● TASK GOAL
Out of all the lines below, count those with the word "source". Give the number only.

** start STORED ROWS **

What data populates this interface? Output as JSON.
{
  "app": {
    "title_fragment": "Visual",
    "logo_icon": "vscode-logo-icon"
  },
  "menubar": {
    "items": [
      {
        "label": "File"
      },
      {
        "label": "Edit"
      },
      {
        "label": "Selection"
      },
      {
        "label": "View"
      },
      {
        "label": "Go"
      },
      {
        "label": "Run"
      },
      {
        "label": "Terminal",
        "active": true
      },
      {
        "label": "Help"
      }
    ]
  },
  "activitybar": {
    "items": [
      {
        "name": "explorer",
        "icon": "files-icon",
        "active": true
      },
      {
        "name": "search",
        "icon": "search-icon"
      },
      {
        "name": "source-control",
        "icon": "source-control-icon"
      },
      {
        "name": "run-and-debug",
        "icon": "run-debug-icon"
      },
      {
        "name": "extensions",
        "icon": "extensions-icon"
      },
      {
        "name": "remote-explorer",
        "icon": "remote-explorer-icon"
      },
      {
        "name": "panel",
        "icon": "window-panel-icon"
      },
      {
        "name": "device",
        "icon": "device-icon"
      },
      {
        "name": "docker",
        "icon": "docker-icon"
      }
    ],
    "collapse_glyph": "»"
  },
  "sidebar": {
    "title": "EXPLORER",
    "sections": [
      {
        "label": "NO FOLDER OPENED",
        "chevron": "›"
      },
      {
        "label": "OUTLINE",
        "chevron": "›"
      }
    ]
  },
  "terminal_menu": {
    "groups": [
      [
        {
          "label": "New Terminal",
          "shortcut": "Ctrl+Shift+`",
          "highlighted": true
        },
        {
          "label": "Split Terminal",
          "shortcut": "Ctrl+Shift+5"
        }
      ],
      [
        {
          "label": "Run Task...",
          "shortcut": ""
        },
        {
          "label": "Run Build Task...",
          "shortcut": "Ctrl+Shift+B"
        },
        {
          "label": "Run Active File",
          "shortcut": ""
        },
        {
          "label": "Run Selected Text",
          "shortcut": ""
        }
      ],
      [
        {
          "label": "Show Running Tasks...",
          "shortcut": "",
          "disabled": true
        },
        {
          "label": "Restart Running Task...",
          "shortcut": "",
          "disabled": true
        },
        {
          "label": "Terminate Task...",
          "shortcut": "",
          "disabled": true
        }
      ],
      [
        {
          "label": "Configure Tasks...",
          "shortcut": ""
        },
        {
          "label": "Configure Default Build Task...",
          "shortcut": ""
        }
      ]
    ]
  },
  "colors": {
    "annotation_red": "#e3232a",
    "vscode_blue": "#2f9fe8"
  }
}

** end STORED ROWS **

● RESULT BELOW
2